#### Supplied data ####

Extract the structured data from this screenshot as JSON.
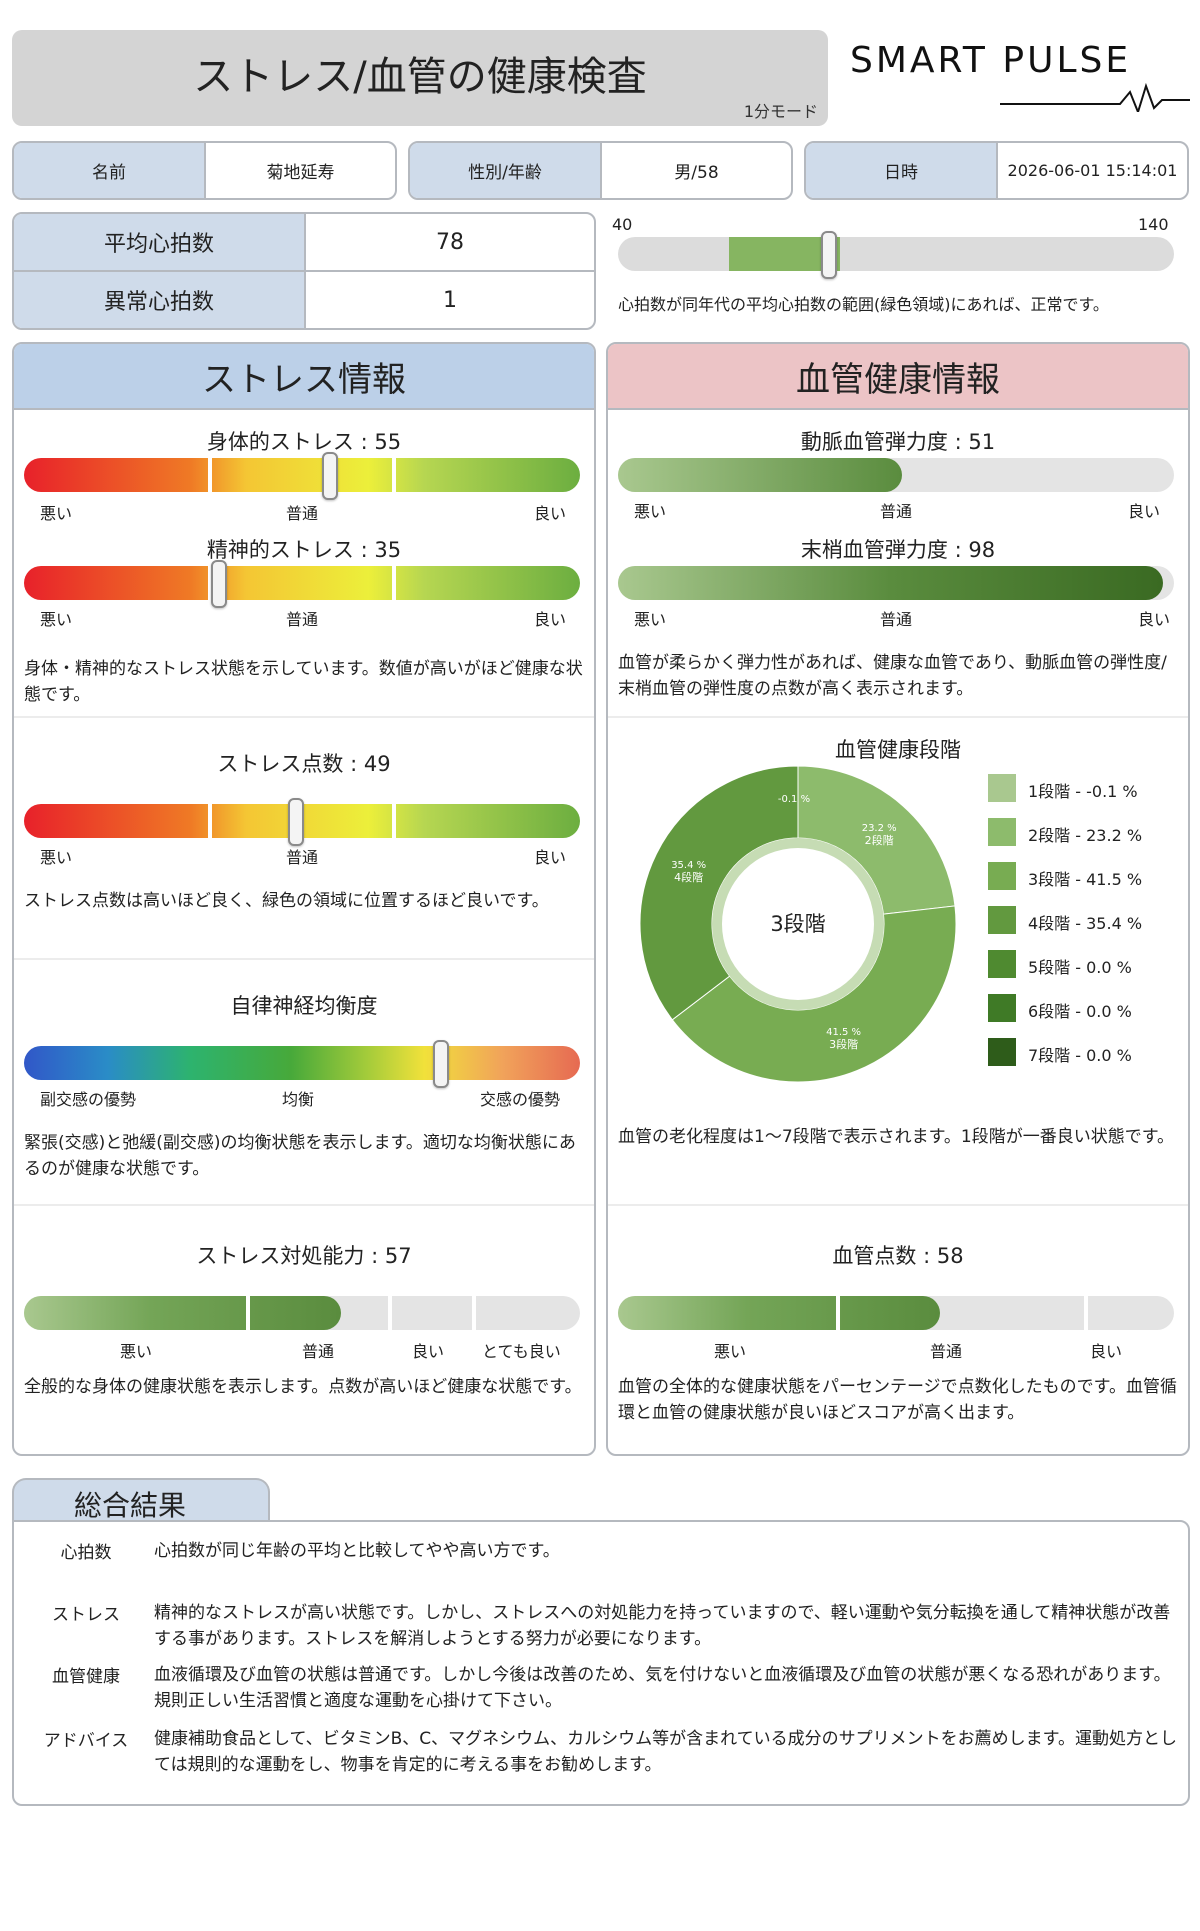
{
  "header": {
    "title": "ストレス/血管の健康検査",
    "mode": "1分モード",
    "brand": "SMARTPULSE",
    "brand_word1": "SMART",
    "brand_word2": "PULSE"
  },
  "info": {
    "name_label": "名前",
    "name_value": "菊地延寿",
    "sexage_label": "性別/年齢",
    "sexage_value": "男/58",
    "date_label": "日時",
    "date_value": "2026-06-01 15:14:01"
  },
  "heart": {
    "avg_label": "平均心拍数",
    "avg_value": "78",
    "abn_label": "異常心拍数",
    "abn_value": "1",
    "range_min": "40",
    "range_max": "140",
    "normal_range": [
      60,
      80
    ],
    "current": 78,
    "note": "心拍数が同年代の平均心拍数の範囲(緑色領域)にあれば、正常です。"
  },
  "stress": {
    "title": "ストレス情報",
    "physical_title": "身体的ストレス : 55",
    "physical_value": 55,
    "mental_title": "精神的ストレス : 35",
    "mental_value": 35,
    "scale_bad": "悪い",
    "scale_normal": "普通",
    "scale_good": "良い",
    "desc1": "身体・精神的なストレス状態を示しています。数値が高いがほど健康な状態です。",
    "score_title": "ストレス点数 : 49",
    "score_value": 49,
    "desc2": "ストレス点数は高いほど良く、緑色の領域に位置するほど良いです。",
    "ans_title": "自律神経均衡度",
    "ans_left": "副交感の優勢",
    "ans_mid": "均衡",
    "ans_right": "交感の優勢",
    "ans_value": 75,
    "desc3": "緊張(交感)と弛緩(副交感)の均衡状態を表示します。適切な均衡状態にあるのが健康な状態です。",
    "coping_title": "ストレス対処能力 : 57",
    "coping_value": 57,
    "coping_bad": "悪い",
    "coping_normal": "普通",
    "coping_good": "良い",
    "coping_verygood": "とても良い",
    "desc4": "全般的な身体の健康状態を表示します。点数が高いほど健康な状態です。"
  },
  "vascular": {
    "title": "血管健康情報",
    "artery_title": "動脈血管弾力度 : 51",
    "artery_value": 51,
    "periph_title": "末梢血管弾力度 : 98",
    "periph_value": 98,
    "scale_bad": "悪い",
    "scale_normal": "普通",
    "scale_good": "良い",
    "desc1": "血管が柔らかく弾力性があれば、健康な血管であり、動脈血管の弾性度/末梢血管の弾性度の点数が高く表示されます。",
    "stage_title": "血管健康段階",
    "stage_center": "3段階",
    "desc2": "血管の老化程度は1〜7段階で表示されます。1段階が一番良い状態です。",
    "score_title": "血管点数 : 58",
    "score_value": 58,
    "desc3": "血管の全体的な健康状態をパーセンテージで点数化したものです。血管循環と血管の健康状態が良いほどスコアが高く出ます。"
  },
  "chart_data": {
    "type": "pie",
    "title": "血管健康段階",
    "center_label": "3段階",
    "categories": [
      "1段階",
      "2段階",
      "3段階",
      "4段階",
      "5段階",
      "6段階",
      "7段階"
    ],
    "values": [
      -0.1,
      23.2,
      41.5,
      35.4,
      0.0,
      0.0,
      0.0
    ],
    "colors": [
      "#a9c88f",
      "#8dbb6c",
      "#78ac52",
      "#62993f",
      "#4f8a30",
      "#3f7a26",
      "#2e5c1a"
    ],
    "legend": [
      "1段階 - -0.1 %",
      "2段階 - 23.2 %",
      "3段階 - 41.5 %",
      "4段階 - 35.4 %",
      "5段階 - 0.0 %",
      "6段階 - 0.0 %",
      "7段階 - 0.0 %"
    ],
    "slice_labels": [
      {
        "pct": "-0.1 %",
        "name": ""
      },
      {
        "pct": "23.2 %",
        "name": "2段階"
      },
      {
        "pct": "41.5 %",
        "name": "3段階"
      },
      {
        "pct": "35.4 %",
        "name": "4段階"
      }
    ],
    "legend_position": "right"
  },
  "summary": {
    "title": "総合結果",
    "rows": [
      {
        "label": "心拍数",
        "text": "心拍数が同じ年齢の平均と比較してやや高い方です。"
      },
      {
        "label": "ストレス",
        "text": "精神的なストレスが高い状態です。しかし、ストレスへの対処能力を持っていますので、軽い運動や気分転換を通して精神状態が改善する事があります。ストレスを解消しようとする努力が必要になります。"
      },
      {
        "label": "血管健康",
        "text": "血液循環及び血管の状態は普通です。しかし今後は改善のため、気を付けないと血液循環及び血管の状態が悪くなる恐れがあります。規則正しい生活習慣と適度な運動を心掛けて下さい。"
      },
      {
        "label": "アドバイス",
        "text": "健康補助食品として、ビタミンB、C、マグネシウム、カルシウム等が含まれている成分のサプリメントをお薦めします。運動処方としては規則的な運動をし、物事を肯定的に考える事をお勧めします。"
      }
    ]
  }
}
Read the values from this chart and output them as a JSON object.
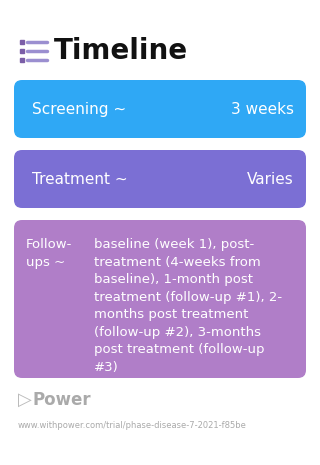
{
  "title": "Timeline",
  "background_color": "#ffffff",
  "title_color": "#111111",
  "title_fontsize": 20,
  "title_fontweight": "bold",
  "icon_color": "#7b5ea7",
  "rows": [
    {
      "label": "Screening ~",
      "value": "3 weeks",
      "bg_color": "#2fa8f5",
      "text_color": "#ffffff",
      "type": "simple"
    },
    {
      "label": "Treatment ~",
      "value": "Varies",
      "bg_color": "#7b6fd4",
      "text_color": "#ffffff",
      "type": "simple"
    },
    {
      "label_left": "Follow-\nups ~",
      "label_right": "baseline (week 1), post-\ntreatment (4-weeks from\nbaseline), 1-month post\ntreatment (follow-up #1), 2-\nmonths post treatment\n(follow-up #2), 3-months\npost treatment (follow-up\n#3)",
      "bg_color": "#b07ec8",
      "text_color": "#ffffff",
      "type": "complex"
    }
  ],
  "footer_text": "Power",
  "footer_url": "www.withpower.com/trial/phase-disease-7-2021-f85be",
  "footer_color": "#aaaaaa"
}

####

| Exercise objective |
Write out every line of the data that holds the word "JSON".

| Written solution |
Extract the structured data from this screenshot as JSON.
Read the values from this chart and output them as a JSON object.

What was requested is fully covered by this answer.